Pull out every line below containing the word "Crop".

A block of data
-=-=-
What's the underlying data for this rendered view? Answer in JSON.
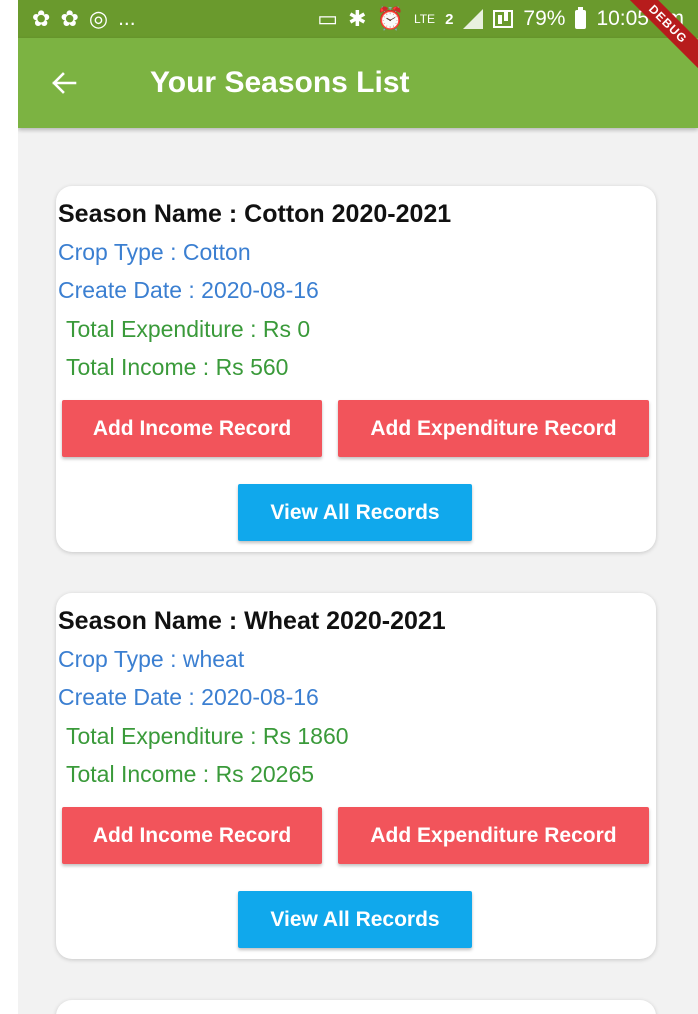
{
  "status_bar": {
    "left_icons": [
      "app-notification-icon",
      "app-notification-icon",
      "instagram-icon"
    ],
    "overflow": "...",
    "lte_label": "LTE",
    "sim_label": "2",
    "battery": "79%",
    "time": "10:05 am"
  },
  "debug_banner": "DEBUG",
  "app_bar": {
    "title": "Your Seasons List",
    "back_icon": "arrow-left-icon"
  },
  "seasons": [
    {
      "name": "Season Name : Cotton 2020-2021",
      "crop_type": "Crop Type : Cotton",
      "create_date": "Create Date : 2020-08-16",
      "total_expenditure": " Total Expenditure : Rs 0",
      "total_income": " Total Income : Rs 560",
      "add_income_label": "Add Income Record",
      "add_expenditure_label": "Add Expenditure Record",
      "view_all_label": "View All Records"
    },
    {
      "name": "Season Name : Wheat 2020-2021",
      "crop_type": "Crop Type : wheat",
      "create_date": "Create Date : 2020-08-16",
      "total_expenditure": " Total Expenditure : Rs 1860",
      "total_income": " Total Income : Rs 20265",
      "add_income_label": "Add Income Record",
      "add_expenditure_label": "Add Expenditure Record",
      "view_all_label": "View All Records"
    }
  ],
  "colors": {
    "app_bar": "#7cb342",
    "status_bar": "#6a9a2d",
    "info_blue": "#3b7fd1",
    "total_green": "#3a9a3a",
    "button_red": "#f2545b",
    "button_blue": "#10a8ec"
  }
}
-=-=-
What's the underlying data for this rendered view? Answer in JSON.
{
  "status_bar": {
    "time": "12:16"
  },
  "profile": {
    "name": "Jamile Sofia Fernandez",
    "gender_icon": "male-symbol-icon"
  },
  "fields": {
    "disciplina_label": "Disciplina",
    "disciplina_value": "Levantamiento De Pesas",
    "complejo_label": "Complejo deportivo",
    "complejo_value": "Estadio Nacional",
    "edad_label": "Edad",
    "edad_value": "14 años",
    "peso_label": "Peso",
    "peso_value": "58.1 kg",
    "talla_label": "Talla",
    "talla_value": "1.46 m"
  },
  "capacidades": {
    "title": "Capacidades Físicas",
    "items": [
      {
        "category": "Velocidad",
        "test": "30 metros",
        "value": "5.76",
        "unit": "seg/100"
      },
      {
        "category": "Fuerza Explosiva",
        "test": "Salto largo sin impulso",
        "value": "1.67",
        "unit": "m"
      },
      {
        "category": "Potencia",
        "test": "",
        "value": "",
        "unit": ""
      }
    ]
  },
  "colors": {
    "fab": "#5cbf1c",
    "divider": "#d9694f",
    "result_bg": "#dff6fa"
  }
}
-=-=-
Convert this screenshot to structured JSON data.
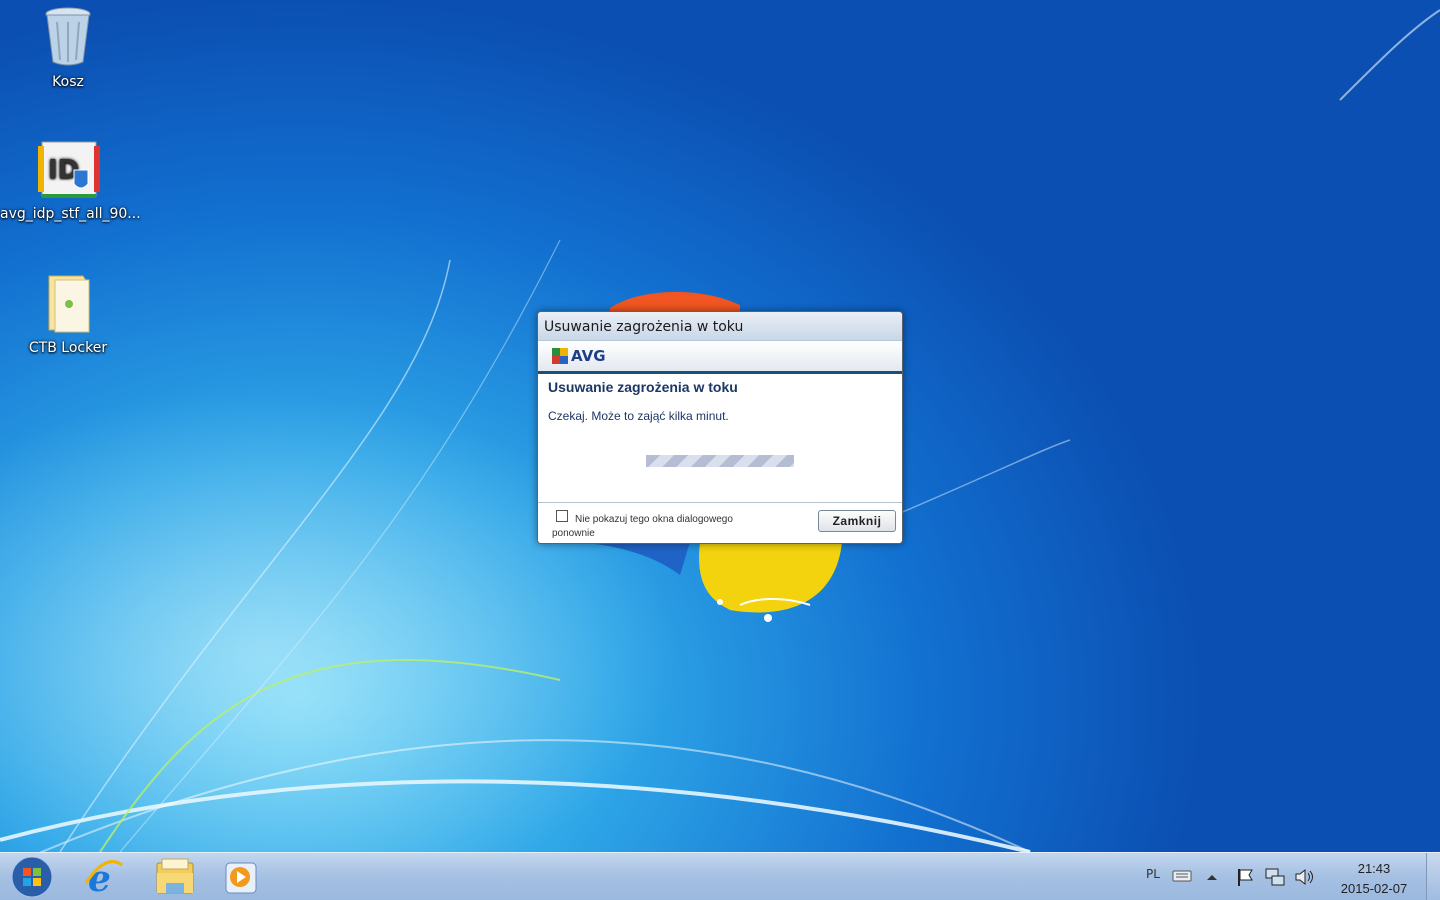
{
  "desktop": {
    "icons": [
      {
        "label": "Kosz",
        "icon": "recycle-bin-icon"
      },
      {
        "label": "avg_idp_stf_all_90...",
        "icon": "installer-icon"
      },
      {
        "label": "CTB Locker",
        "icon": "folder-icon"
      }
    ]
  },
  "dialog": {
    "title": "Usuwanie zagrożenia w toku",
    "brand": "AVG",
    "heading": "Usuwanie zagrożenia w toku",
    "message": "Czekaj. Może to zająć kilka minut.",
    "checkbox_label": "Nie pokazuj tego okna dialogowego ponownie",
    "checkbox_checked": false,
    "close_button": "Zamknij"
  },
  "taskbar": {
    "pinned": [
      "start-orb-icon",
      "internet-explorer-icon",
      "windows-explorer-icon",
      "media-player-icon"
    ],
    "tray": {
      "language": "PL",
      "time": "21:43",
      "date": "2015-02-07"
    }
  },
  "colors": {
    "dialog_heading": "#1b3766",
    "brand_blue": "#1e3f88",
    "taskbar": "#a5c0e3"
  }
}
-=-=-
■ Exercise result
      "crop_type": "Crop Type : Cotton",
      "crop_type": "Crop Type : wheat",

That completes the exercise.